## [STATED GOAL]
Give all of the lines again exactly as they read.

## [RECORD EXCERPTS]
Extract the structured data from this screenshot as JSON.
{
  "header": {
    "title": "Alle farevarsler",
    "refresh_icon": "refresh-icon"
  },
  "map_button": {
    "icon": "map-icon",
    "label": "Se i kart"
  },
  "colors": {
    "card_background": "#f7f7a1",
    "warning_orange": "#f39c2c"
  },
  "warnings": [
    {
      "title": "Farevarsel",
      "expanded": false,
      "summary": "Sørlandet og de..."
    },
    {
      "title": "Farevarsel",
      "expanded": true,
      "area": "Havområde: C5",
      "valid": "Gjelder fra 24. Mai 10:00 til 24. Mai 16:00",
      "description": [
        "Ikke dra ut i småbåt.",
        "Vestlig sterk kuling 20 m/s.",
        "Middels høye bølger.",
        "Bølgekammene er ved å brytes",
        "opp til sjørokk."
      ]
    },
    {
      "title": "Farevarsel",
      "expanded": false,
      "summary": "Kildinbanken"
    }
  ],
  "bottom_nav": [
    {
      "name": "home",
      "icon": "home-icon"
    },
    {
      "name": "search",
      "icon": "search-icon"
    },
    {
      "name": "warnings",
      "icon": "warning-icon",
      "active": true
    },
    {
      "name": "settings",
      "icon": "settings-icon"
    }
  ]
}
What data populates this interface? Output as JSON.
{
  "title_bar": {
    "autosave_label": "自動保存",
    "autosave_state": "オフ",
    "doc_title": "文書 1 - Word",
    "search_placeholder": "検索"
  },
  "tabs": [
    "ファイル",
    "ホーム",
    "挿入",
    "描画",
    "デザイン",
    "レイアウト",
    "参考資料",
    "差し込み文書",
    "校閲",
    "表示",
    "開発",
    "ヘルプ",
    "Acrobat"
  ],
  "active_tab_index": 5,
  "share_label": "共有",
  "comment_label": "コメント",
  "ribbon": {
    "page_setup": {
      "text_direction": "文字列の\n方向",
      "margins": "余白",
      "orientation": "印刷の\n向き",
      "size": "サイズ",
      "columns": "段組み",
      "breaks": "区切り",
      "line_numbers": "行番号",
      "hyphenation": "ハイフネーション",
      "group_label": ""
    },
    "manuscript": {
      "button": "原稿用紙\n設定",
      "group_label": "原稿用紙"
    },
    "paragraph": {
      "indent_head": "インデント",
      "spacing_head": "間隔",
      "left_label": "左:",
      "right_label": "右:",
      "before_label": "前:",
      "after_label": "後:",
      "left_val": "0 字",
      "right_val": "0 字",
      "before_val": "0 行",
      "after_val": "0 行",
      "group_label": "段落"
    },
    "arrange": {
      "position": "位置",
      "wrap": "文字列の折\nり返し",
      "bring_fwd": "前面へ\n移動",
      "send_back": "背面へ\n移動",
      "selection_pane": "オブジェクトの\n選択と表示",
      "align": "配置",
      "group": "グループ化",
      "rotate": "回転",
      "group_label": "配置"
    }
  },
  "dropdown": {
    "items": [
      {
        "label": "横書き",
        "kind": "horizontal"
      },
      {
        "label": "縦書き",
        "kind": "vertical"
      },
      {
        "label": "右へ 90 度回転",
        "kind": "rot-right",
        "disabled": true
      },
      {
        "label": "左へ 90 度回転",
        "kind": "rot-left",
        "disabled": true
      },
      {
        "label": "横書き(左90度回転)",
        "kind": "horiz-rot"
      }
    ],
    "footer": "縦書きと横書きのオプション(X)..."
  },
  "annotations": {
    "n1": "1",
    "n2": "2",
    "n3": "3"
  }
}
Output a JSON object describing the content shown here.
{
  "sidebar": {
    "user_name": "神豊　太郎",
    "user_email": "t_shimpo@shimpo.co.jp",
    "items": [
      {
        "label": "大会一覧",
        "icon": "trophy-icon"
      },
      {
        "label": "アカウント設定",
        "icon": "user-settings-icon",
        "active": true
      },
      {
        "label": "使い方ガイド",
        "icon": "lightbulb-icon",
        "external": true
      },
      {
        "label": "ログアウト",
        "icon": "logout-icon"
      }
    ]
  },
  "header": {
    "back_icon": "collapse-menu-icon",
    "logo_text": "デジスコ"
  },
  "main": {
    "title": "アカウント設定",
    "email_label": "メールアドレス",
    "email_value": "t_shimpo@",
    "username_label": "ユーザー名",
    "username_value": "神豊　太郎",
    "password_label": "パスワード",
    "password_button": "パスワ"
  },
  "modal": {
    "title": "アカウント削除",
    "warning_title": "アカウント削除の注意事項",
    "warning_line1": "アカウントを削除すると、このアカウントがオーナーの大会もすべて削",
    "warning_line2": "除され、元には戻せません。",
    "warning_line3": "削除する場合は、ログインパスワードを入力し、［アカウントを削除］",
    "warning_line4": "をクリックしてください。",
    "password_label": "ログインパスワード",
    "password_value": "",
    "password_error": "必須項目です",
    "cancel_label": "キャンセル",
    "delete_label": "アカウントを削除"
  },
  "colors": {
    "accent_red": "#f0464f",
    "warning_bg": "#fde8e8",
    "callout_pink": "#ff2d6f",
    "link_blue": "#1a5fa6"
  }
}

## [COMPLETE ANSWER]
Extract the structured data from this screenshot as JSON.
{
  "header": {
    "title": "Alle farevarsler",
    "refresh_icon": "refresh-icon"
  },
  "map_button": {
    "icon": "map-icon",
    "label": "Se i kart"
  },
  "colors": {
    "card_background": "#f7f7a1",
    "warning_orange": "#f39c2c"
  },
  "warnings": [
    {
      "title": "Farevarsel",
      "expanded": false,
      "summary": "Sørlandet og de..."
    },
    {
      "title": "Farevarsel",
      "expanded": true,
      "area": "Havområde: C5",
      "valid": "Gjelder fra 24. Mai 10:00 til 24. Mai 16:00",
      "description": [
        "Ikke dra ut i småbåt.",
        "Vestlig sterk kuling 20 m/s.",
        "Middels høye bølger.",
        "Bølgekammene er ved å brytes",
        "opp til sjørokk."
      ]
    },
    {
      "title": "Farevarsel",
      "expanded": false,
      "summary": "Kildinbanken"
    }
  ],
  "bottom_nav": [
    {
      "name": "home",
      "icon": "home-icon"
    },
    {
      "name": "search",
      "icon": "search-icon"
    },
    {
      "name": "warnings",
      "icon": "warning-icon",
      "active": true
    },
    {
      "name": "settings",
      "icon": "settings-icon"
    }
  ]
}
What data populates this interface? Output as JSON.
{
  "title_bar": {
    "autosave_label": "自動保存",
    "autosave_state": "オフ",
    "doc_title": "文書 1 - Word",
    "search_placeholder": "検索"
  },
  "tabs": [
    "ファイル",
    "ホーム",
    "挿入",
    "描画",
    "デザイン",
    "レイアウト",
    "参考資料",
    "差し込み文書",
    "校閲",
    "表示",
    "開発",
    "ヘルプ",
    "Acrobat"
  ],
  "active_tab_index": 5,
  "share_label": "共有",
  "comment_label": "コメント",
  "ribbon": {
    "page_setup": {
      "text_direction": "文字列の\n方向",
      "margins": "余白",
      "orientation": "印刷の\n向き",
      "size": "サイズ",
      "columns": "段組み",
      "breaks": "区切り",
      "line_numbers": "行番号",
      "hyphenation": "ハイフネーション",
      "group_label": ""
    },
    "manuscript": {
      "button": "原稿用紙\n設定",
      "group_label": "原稿用紙"
    },
    "paragraph": {
      "indent_head": "インデント",
      "spacing_head": "間隔",
      "left_label": "左:",
      "right_label": "右:",
      "before_label": "前:",
      "after_label": "後:",
      "left_val": "0 字",
      "right_val": "0 字",
      "before_val": "0 行",
      "after_val": "0 行",
      "group_label": "段落"
    },
    "arrange": {
      "position": "位置",
      "wrap": "文字列の折\nり返し",
      "bring_fwd": "前面へ\n移動",
      "send_back": "背面へ\n移動",
      "selection_pane": "オブジェクトの\n選択と表示",
      "align": "配置",
      "group": "グループ化",
      "rotate": "回転",
      "group_label": "配置"
    }
  },
  "dropdown": {
    "items": [
      {
        "label": "横書き",
        "kind": "horizontal"
      },
      {
        "label": "縦書き",
        "kind": "vertical"
      },
      {
        "label": "右へ 90 度回転",
        "kind": "rot-right",
        "disabled": true
      },
      {
        "label": "左へ 90 度回転",
        "kind": "rot-left",
        "disabled": true
      },
      {
        "label": "横書き(左90度回転)",
        "kind": "horiz-rot"
      }
    ],
    "footer": "縦書きと横書きのオプション(X)..."
  },
  "annotations": {
    "n1": "1",
    "n2": "2",
    "n3": "3"
  }
}
Output a JSON object describing the content shown here.
{
  "sidebar": {
    "user_name": "神豊　太郎",
    "user_email": "t_shimpo@shimpo.co.jp",
    "items": [
      {
        "label": "大会一覧",
        "icon": "trophy-icon"
      },
      {
        "label": "アカウント設定",
        "icon": "user-settings-icon",
        "active": true
      },
      {
        "label": "使い方ガイド",
        "icon": "lightbulb-icon",
        "external": true
      },
      {
        "label": "ログアウト",
        "icon": "logout-icon"
      }
    ]
  },
  "header": {
    "back_icon": "collapse-menu-icon",
    "logo_text": "デジスコ"
  },
  "main": {
    "title": "アカウント設定",
    "email_label": "メールアドレス",
    "email_value": "t_shimpo@",
    "username_label": "ユーザー名",
    "username_value": "神豊　太郎",
    "password_label": "パスワード",
    "password_button": "パスワ"
  },
  "modal": {
    "title": "アカウント削除",
    "warning_title": "アカウント削除の注意事項",
    "warning_line1": "アカウントを削除すると、このアカウントがオーナーの大会もすべて削",
    "warning_line2": "除され、元には戻せません。",
    "warning_line3": "削除する場合は、ログインパスワードを入力し、［アカウントを削除］",
    "warning_line4": "をクリックしてください。",
    "password_label": "ログインパスワード",
    "password_value": "",
    "password_error": "必須項目です",
    "cancel_label": "キャンセル",
    "delete_label": "アカウントを削除"
  },
  "colors": {
    "accent_red": "#f0464f",
    "warning_bg": "#fde8e8",
    "callout_pink": "#ff2d6f",
    "link_blue": "#1a5fa6"
  }
}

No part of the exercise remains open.